Description of the task:
Scan the data below and pick out the lines containing the word "want".

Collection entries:
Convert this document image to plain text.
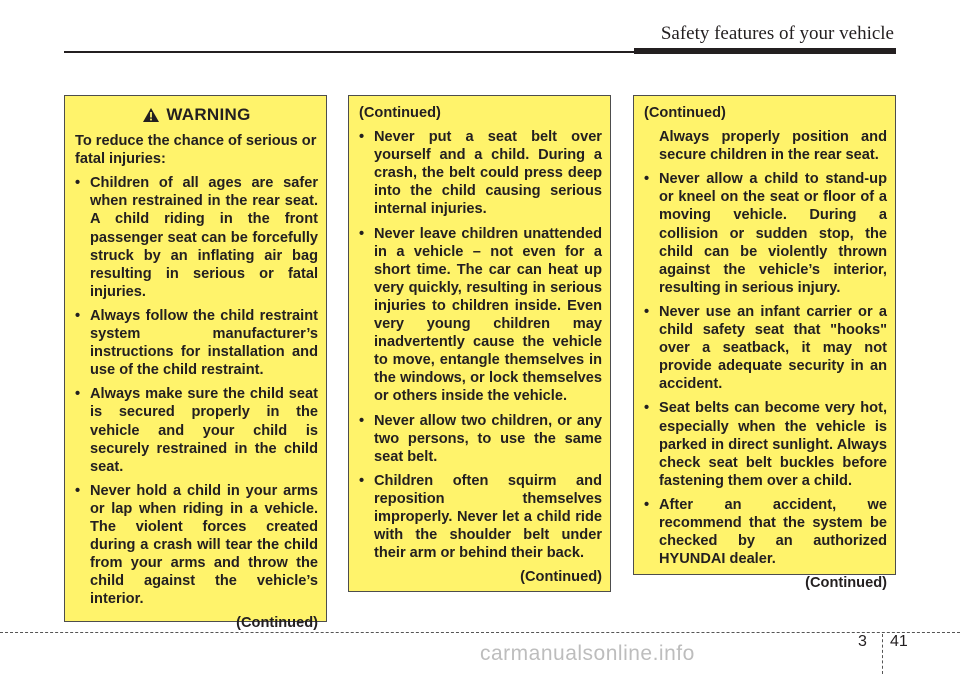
Safety features of your vehicle
WARNING
To reduce the chance of serious or fatal injuries:
• Children of all ages are safer when restrained in the rear seat. A child riding in the front passenger seat can be forcefully struck by an inflating air bag resulting in serious or fatal injuries.
• Always follow the child restraint system manufacturer’s instructions for installation and use of the child restraint.
• Always make sure the child seat is secured properly in the vehicle and your child is securely restrained in the child seat.
• Never hold a child in your arms or lap when riding in a vehicle. The violent forces created during a crash will tear the child from your arms and throw the child against the vehicle’s interior.
(Continued)
(Continued)
• Never put a seat belt over yourself and a child. During a crash, the belt could press deep into the child causing serious internal injuries.
• Never leave children unattended in a vehicle – not even for a short time. The car can heat up very quickly, resulting in serious injuries to children inside. Even very young children may inadvertently cause the vehicle to move, entangle themselves in the windows, or lock themselves or others inside the vehicle.
• Never allow two children, or any two persons, to use the same seat belt.
• Children often squirm and reposition themselves improperly. Never let a child ride with the shoulder belt under their arm or behind their back.
(Continued)
(Continued)
Always properly position and secure children in the rear seat.
• Never allow a child to stand-up or kneel on the seat or floor of a moving vehicle. During a collision or sudden stop, the child can be violently thrown against the vehicle’s interior, resulting in serious injury.
• Never use an infant carrier or a child safety seat that "hooks" over a seatback, it may not provide adequate security in an accident.
• Seat belts can become very hot, especially when the vehicle is parked in direct sunlight. Always check seat belt buckles before fastening them over a child.
• After an accident, we recommend that the system be checked by an authorized HYUNDAI dealer.
(Continued)
3 41
carmanualsonline.info
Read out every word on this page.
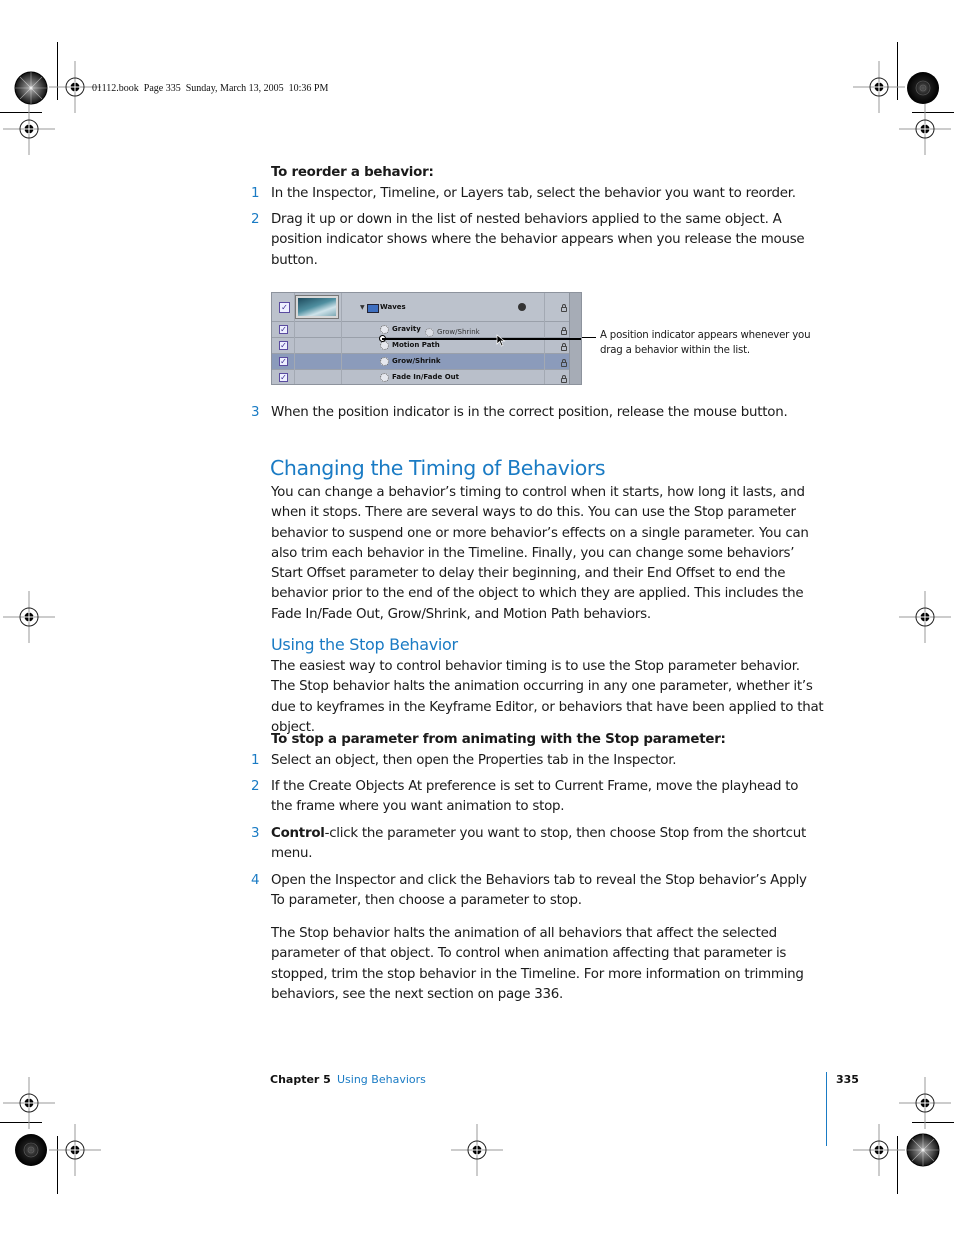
01112.book  Page 335  Sunday, March 13, 2005  10:36 PM
To reorder a behavior:
1 In the Inspector, Timeline, or Layers tab, select the behavior you want to reorder.
2 Drag it up or down in the list of nested behaviors applied to the same object. A position indicator shows where the behavior appears when you release the mouse button.
✓	▼ Waves
✓	Gravity Grow/Shrink
✓	Motion Path
✓	Grow/Shrink
✓	Fade In/Fade Out
A position indicator appears whenever you drag a behavior within the list.
3 When the position indicator is in the correct position, release the mouse button.
Changing the Timing of Behaviors
You can change a behavior’s timing to control when it starts, how long it lasts, and when it stops. There are several ways to do this. You can use the Stop parameter behavior to suspend one or more behavior’s effects on a single parameter. You can also trim each behavior in the Timeline. Finally, you can change some behaviors’ Start Offset parameter to delay their beginning, and their End Offset to end the behavior prior to the end of the object to which they are applied. This includes the Fade In/Fade Out, Grow/Shrink, and Motion Path behaviors.
Using the Stop Behavior
The easiest way to control behavior timing is to use the Stop parameter behavior. The Stop behavior halts the animation occurring in any one parameter, whether it’s due to keyframes in the Keyframe Editor, or behaviors that have been applied to that object.
To stop a parameter from animating with the Stop parameter:
1 Select an object, then open the Properties tab in the Inspector.
2 If the Create Objects At preference is set to Current Frame, move the playhead to the frame where you want animation to stop.
3 Control-click the parameter you want to stop, then choose Stop from the shortcut menu.
4 Open the Inspector and click the Behaviors tab to reveal the Stop behavior’s Apply To parameter, then choose a parameter to stop.
The Stop behavior halts the animation of all behaviors that affect the selected parameter of that object. To control when animation affecting that parameter is stopped, trim the stop behavior in the Timeline. For more information on trimming behaviors, see the next section on page 336.
Chapter 5 Using Behaviors	335
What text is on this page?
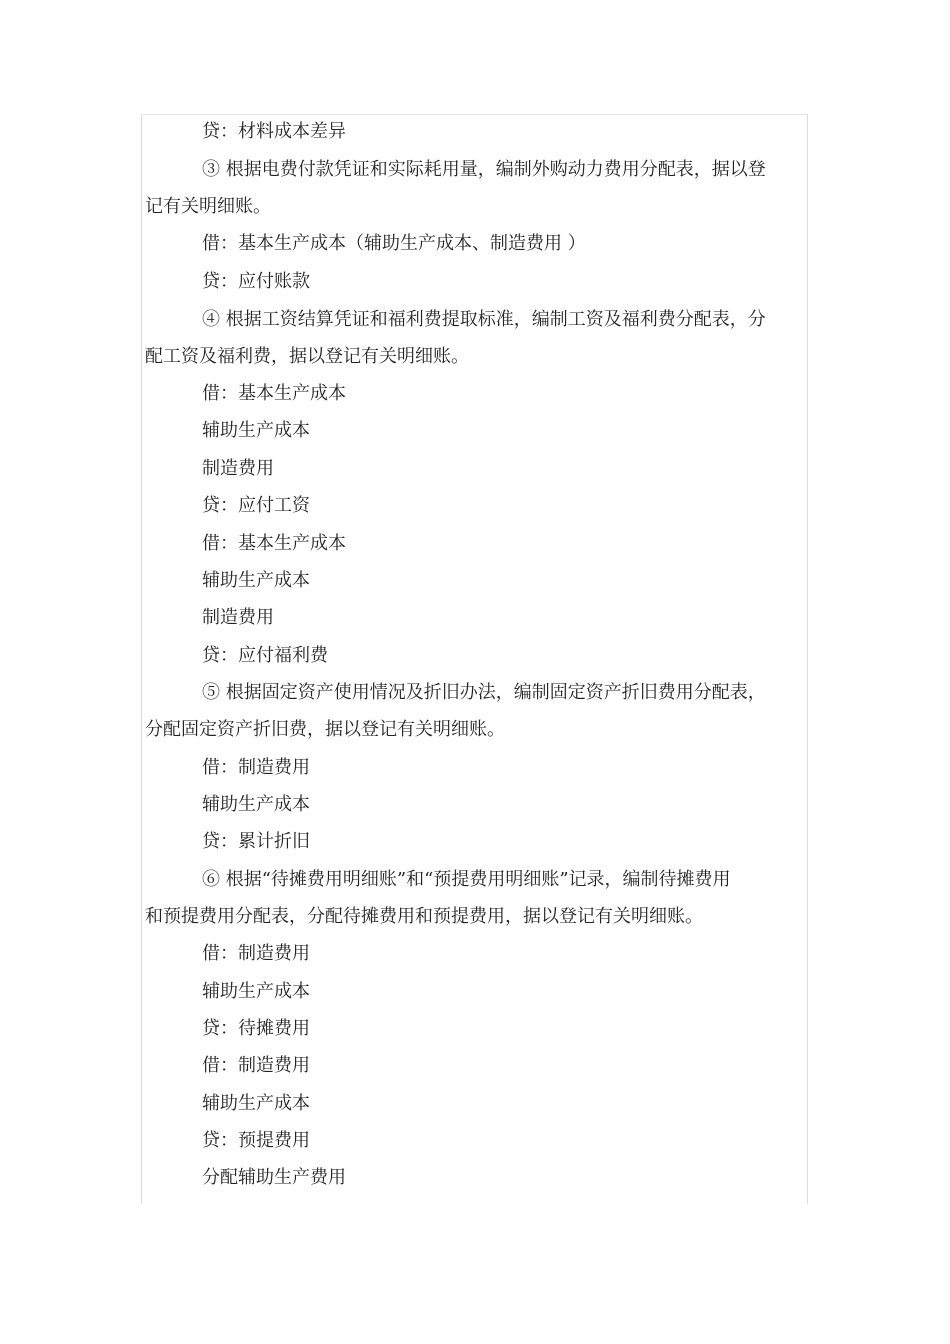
贷：材料成本差异
③ 根据电费付款凭证和实际耗用量，编制外购动力费用分配表，据以登
记有关明细账。
借：基本生产成本（辅助生产成本、制造费用 ）
贷：应付账款
④ 根据工资结算凭证和福利费提取标准，编制工资及福利费分配表，分
配工资及福利费，据以登记有关明细账。
借：基本生产成本
辅助生产成本
制造费用
贷：应付工资
借：基本生产成本
辅助生产成本
制造费用
贷：应付福利费
⑤ 根据固定资产使用情况及折旧办法，编制固定资产折旧费用分配表，
分配固定资产折旧费，据以登记有关明细账。
借：制造费用
辅助生产成本
贷：累计折旧
⑥ 根据“待摊费用明细账”和“预提费用明细账”记录，编制待摊费用
和预提费用分配表，分配待摊费用和预提费用，据以登记有关明细账。
借：制造费用
辅助生产成本
贷：待摊费用
借：制造费用
辅助生产成本
贷：预提费用
分配辅助生产费用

Response to the task:
1 In the Inspector, Timeline, or Layers tab, select the behavior you want to reorder.
2 If the Create Objects At preference is set to Current Frame, move the playhead to the frame where you want animation to stop.
3 Control-click the parameter you want to stop, then choose Stop from the shortcut menu.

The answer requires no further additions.